EXERCISE DATA:
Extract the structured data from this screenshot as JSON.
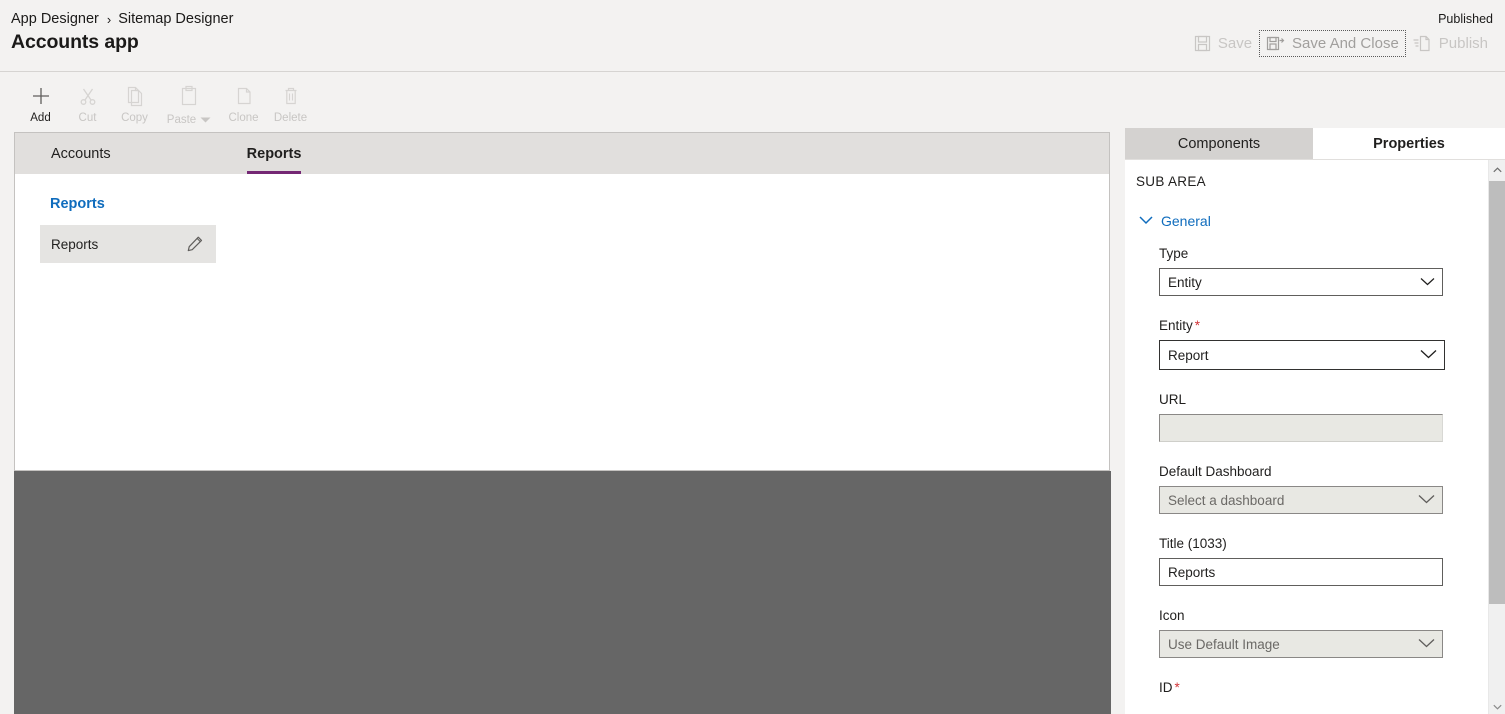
{
  "header": {
    "breadcrumb": [
      {
        "label": "App Designer"
      },
      {
        "label": "Sitemap Designer"
      }
    ],
    "breadcrumb_separator": "›",
    "app_title": "Accounts app",
    "publish_status": "Published",
    "actions": [
      {
        "id": "save",
        "label": "Save",
        "icon": "save-icon",
        "disabled": true,
        "focused": false
      },
      {
        "id": "save-and-close",
        "label": "Save And Close",
        "icon": "save-and-close-icon",
        "disabled": true,
        "focused": true
      },
      {
        "id": "publish",
        "label": "Publish",
        "icon": "publish-icon",
        "disabled": true,
        "focused": false
      }
    ]
  },
  "toolbar": {
    "items": [
      {
        "id": "add",
        "label": "Add",
        "icon": "plus-icon",
        "enabled": true,
        "has_caret": false
      },
      {
        "id": "cut",
        "label": "Cut",
        "icon": "scissors-icon",
        "enabled": false,
        "has_caret": false
      },
      {
        "id": "copy",
        "label": "Copy",
        "icon": "copy-icon",
        "enabled": false,
        "has_caret": false
      },
      {
        "id": "paste",
        "label": "Paste",
        "icon": "clipboard-icon",
        "enabled": false,
        "has_caret": true
      },
      {
        "id": "clone",
        "label": "Clone",
        "icon": "clone-icon",
        "enabled": false,
        "has_caret": false
      },
      {
        "id": "delete",
        "label": "Delete",
        "icon": "trash-icon",
        "enabled": false,
        "has_caret": false
      }
    ]
  },
  "canvas": {
    "tabs": [
      {
        "id": "accounts",
        "label": "Accounts",
        "active": false
      },
      {
        "id": "reports",
        "label": "Reports",
        "active": true
      }
    ],
    "active_tab_underline_color": "#742774",
    "group": {
      "title": "Reports",
      "title_color": "#0f6cbd",
      "sub_areas": [
        {
          "label": "Reports",
          "edit_icon": "pencil-icon"
        }
      ]
    }
  },
  "right_panel": {
    "tabs": [
      {
        "id": "components",
        "label": "Components",
        "active": false
      },
      {
        "id": "properties",
        "label": "Properties",
        "active": true
      }
    ],
    "section_header": "SUB AREA",
    "group": {
      "label": "General",
      "expanded": true,
      "chevron_icon": "chevron-down-icon"
    },
    "fields": [
      {
        "id": "type",
        "label": "Type",
        "required": false,
        "control": "select",
        "value": "Entity",
        "placeholder": "",
        "disabled": false,
        "focused": false
      },
      {
        "id": "entity",
        "label": "Entity",
        "required": true,
        "control": "select",
        "value": "Report",
        "placeholder": "",
        "disabled": false,
        "focused": true
      },
      {
        "id": "url",
        "label": "URL",
        "required": false,
        "control": "text",
        "value": "",
        "placeholder": "",
        "disabled": true,
        "focused": false
      },
      {
        "id": "default-dashboard",
        "label": "Default Dashboard",
        "required": false,
        "control": "select",
        "value": "",
        "placeholder": "Select a dashboard",
        "disabled": true,
        "focused": false
      },
      {
        "id": "title-1033",
        "label": "Title (1033)",
        "required": false,
        "control": "text",
        "value": "Reports",
        "placeholder": "",
        "disabled": false,
        "focused": false
      },
      {
        "id": "icon",
        "label": "Icon",
        "required": false,
        "control": "select",
        "value": "",
        "placeholder": "Use Default Image",
        "disabled": true,
        "focused": false
      },
      {
        "id": "id",
        "label": "ID",
        "required": true,
        "control": "text",
        "value": "",
        "placeholder": "",
        "disabled": false,
        "focused": false,
        "clipped": true
      }
    ],
    "scrollbar": {
      "up_icon": "chevron-up-icon",
      "down_icon": "chevron-down-icon"
    }
  }
}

DIRECTION:
Copy the records above exactly. The pictures are not part of the copy.

CORRECT RESULT:
Extract the structured data from this screenshot as JSON.
{
  "header": {
    "breadcrumb": [
      {
        "label": "App Designer"
      },
      {
        "label": "Sitemap Designer"
      }
    ],
    "breadcrumb_separator": "›",
    "app_title": "Accounts app",
    "publish_status": "Published",
    "actions": [
      {
        "id": "save",
        "label": "Save",
        "icon": "save-icon",
        "disabled": true,
        "focused": false
      },
      {
        "id": "save-and-close",
        "label": "Save And Close",
        "icon": "save-and-close-icon",
        "disabled": true,
        "focused": true
      },
      {
        "id": "publish",
        "label": "Publish",
        "icon": "publish-icon",
        "disabled": true,
        "focused": false
      }
    ]
  },
  "toolbar": {
    "items": [
      {
        "id": "add",
        "label": "Add",
        "icon": "plus-icon",
        "enabled": true,
        "has_caret": false
      },
      {
        "id": "cut",
        "label": "Cut",
        "icon": "scissors-icon",
        "enabled": false,
        "has_caret": false
      },
      {
        "id": "copy",
        "label": "Copy",
        "icon": "copy-icon",
        "enabled": false,
        "has_caret": false
      },
      {
        "id": "paste",
        "label": "Paste",
        "icon": "clipboard-icon",
        "enabled": false,
        "has_caret": true
      },
      {
        "id": "clone",
        "label": "Clone",
        "icon": "clone-icon",
        "enabled": false,
        "has_caret": false
      },
      {
        "id": "delete",
        "label": "Delete",
        "icon": "trash-icon",
        "enabled": false,
        "has_caret": false
      }
    ]
  },
  "canvas": {
    "tabs": [
      {
        "id": "accounts",
        "label": "Accounts",
        "active": false
      },
      {
        "id": "reports",
        "label": "Reports",
        "active": true
      }
    ],
    "active_tab_underline_color": "#742774",
    "group": {
      "title": "Reports",
      "title_color": "#0f6cbd",
      "sub_areas": [
        {
          "label": "Reports",
          "edit_icon": "pencil-icon"
        }
      ]
    }
  },
  "right_panel": {
    "tabs": [
      {
        "id": "components",
        "label": "Components",
        "active": false
      },
      {
        "id": "properties",
        "label": "Properties",
        "active": true
      }
    ],
    "section_header": "SUB AREA",
    "group": {
      "label": "General",
      "expanded": true,
      "chevron_icon": "chevron-down-icon"
    },
    "fields": [
      {
        "id": "type",
        "label": "Type",
        "required": false,
        "control": "select",
        "value": "Entity",
        "placeholder": "",
        "disabled": false,
        "focused": false
      },
      {
        "id": "entity",
        "label": "Entity",
        "required": true,
        "control": "select",
        "value": "Report",
        "placeholder": "",
        "disabled": false,
        "focused": true
      },
      {
        "id": "url",
        "label": "URL",
        "required": false,
        "control": "text",
        "value": "",
        "placeholder": "",
        "disabled": true,
        "focused": false
      },
      {
        "id": "default-dashboard",
        "label": "Default Dashboard",
        "required": false,
        "control": "select",
        "value": "",
        "placeholder": "Select a dashboard",
        "disabled": true,
        "focused": false
      },
      {
        "id": "title-1033",
        "label": "Title (1033)",
        "required": false,
        "control": "text",
        "value": "Reports",
        "placeholder": "",
        "disabled": false,
        "focused": false
      },
      {
        "id": "icon",
        "label": "Icon",
        "required": false,
        "control": "select",
        "value": "",
        "placeholder": "Use Default Image",
        "disabled": true,
        "focused": false
      },
      {
        "id": "id",
        "label": "ID",
        "required": true,
        "control": "text",
        "value": "",
        "placeholder": "",
        "disabled": false,
        "focused": false,
        "clipped": true
      }
    ],
    "scrollbar": {
      "up_icon": "chevron-up-icon",
      "down_icon": "chevron-down-icon"
    }
  }
}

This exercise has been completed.